Quote the records in full and leave their pictures out.
________
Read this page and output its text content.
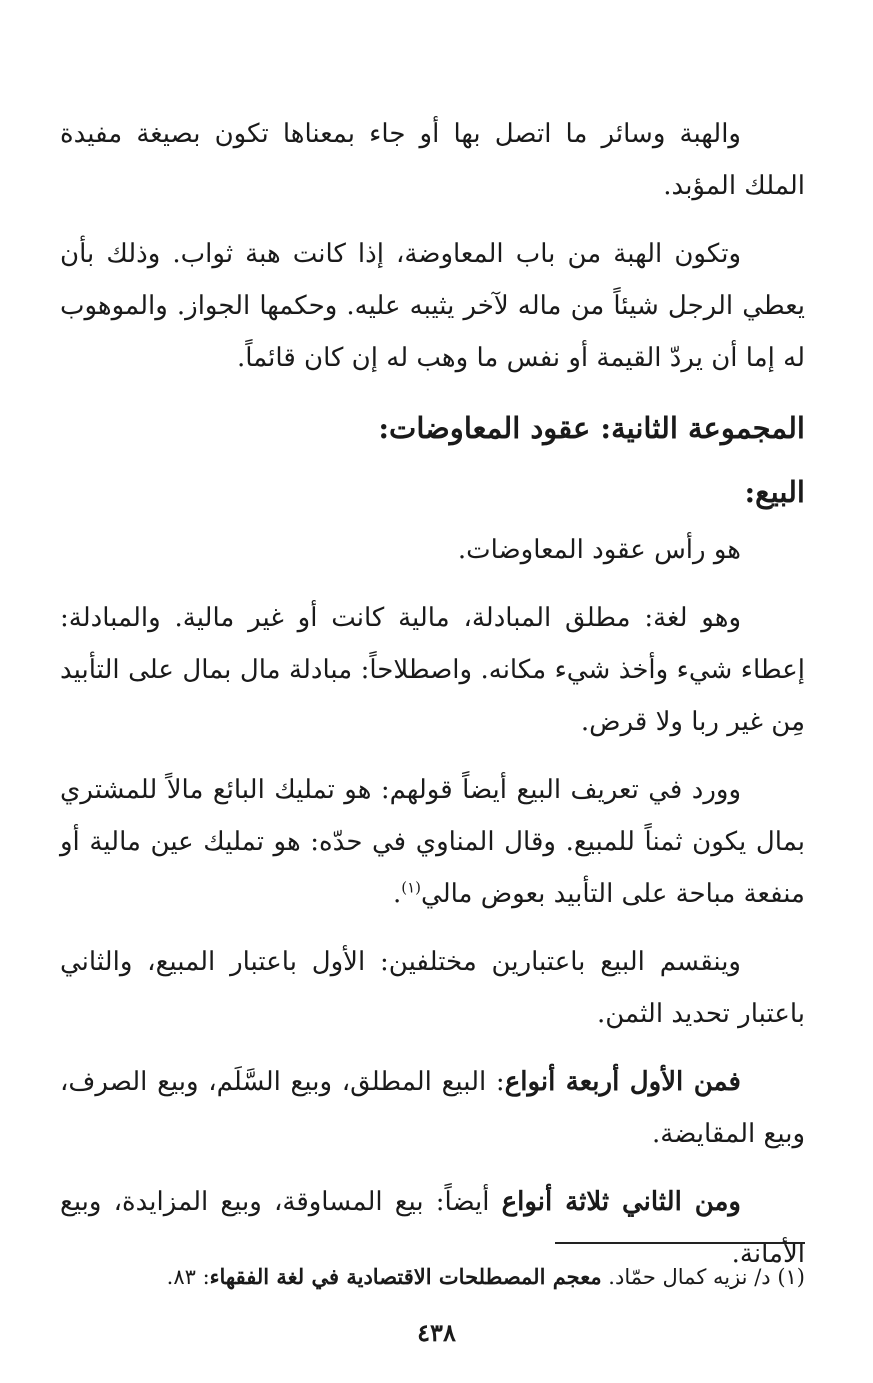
والهبة وسائر ما اتصل بها أو جاء بمعناها تكون بصيغة مفيدة الملك المؤبد.

وتكون الهبة من باب المعاوضة، إذا كانت هبة ثواب. وذلك بأن يعطي الرجل شيئاً من ماله لآخر يثيبه عليه. وحكمها الجواز. والموهوب له إما أن يردّ القيمة أو نفس ما وهب له إن كان قائماً.

المجموعة الثانية: عقود المعاوضات:
البيع:

هو رأس عقود المعاوضات.

وهو لغة: مطلق المبادلة، مالية كانت أو غير مالية. والمبادلة: إعطاء شيء وأخذ شيء مكانه. واصطلاحاً: مبادلة مال بمال على التأبيد مِن غير ربا ولا قرض.

وورد في تعريف البيع أيضاً قولهم: هو تمليك البائع مالاً للمشتري بمال يكون ثمناً للمبيع. وقال المناوي في حدّه: هو تمليك عين مالية أو منفعة مباحة على التأبيد بعوض مالي$^{(١)}$.

وينقسم البيع باعتبارين مختلفين: الأول باعتبار المبيع، والثاني باعتبار تحديد الثمن.

فمن الأول أربعة أنواع: البيع المطلق، وبيع السَّلَم، وبيع الصرف، وبيع المقايضة.

ومن الثاني ثلاثة أنواع أيضاً: بيع المساوقة، وبيع المزايدة، وبيع الأمانة.

(١) د/ نزيه كمال حمّاد. معجم المصطلحات الاقتصادية في لغة الفقهاء: ٨٣.
٤٣٨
________
# THE RESULT:
Read this page and output its text content.
والهبة وسائر ما اتصل بها أو جاء بمعناها تكون بصيغة مفيدة الملك المؤبد.

وتكون الهبة من باب المعاوضة، إذا كانت هبة ثواب. وذلك بأن يعطي الرجل شيئاً من ماله لآخر يثيبه عليه. وحكمها الجواز. والموهوب له إما أن يردّ القيمة أو نفس ما وهب له إن كان قائماً.

المجموعة الثانية: عقود المعاوضات:
البيع:

هو رأس عقود المعاوضات.

وهو لغة: مطلق المبادلة، مالية كانت أو غير مالية. والمبادلة: إعطاء شيء وأخذ شيء مكانه. واصطلاحاً: مبادلة مال بمال على التأبيد مِن غير ربا ولا قرض.

وورد في تعريف البيع أيضاً قولهم: هو تمليك البائع مالاً للمشتري بمال يكون ثمناً للمبيع. وقال المناوي في حدّه: هو تمليك عين مالية أو منفعة مباحة على التأبيد بعوض مالي$^{(١)}$.

وينقسم البيع باعتبارين مختلفين: الأول باعتبار المبيع، والثاني باعتبار تحديد الثمن.

فمن الأول أربعة أنواع: البيع المطلق، وبيع السَّلَم، وبيع الصرف، وبيع المقايضة.

ومن الثاني ثلاثة أنواع أيضاً: بيع المساوقة، وبيع المزايدة، وبيع الأمانة.

(١) د/ نزيه كمال حمّاد. معجم المصطلحات الاقتصادية في لغة الفقهاء: ٨٣.
٤٣٨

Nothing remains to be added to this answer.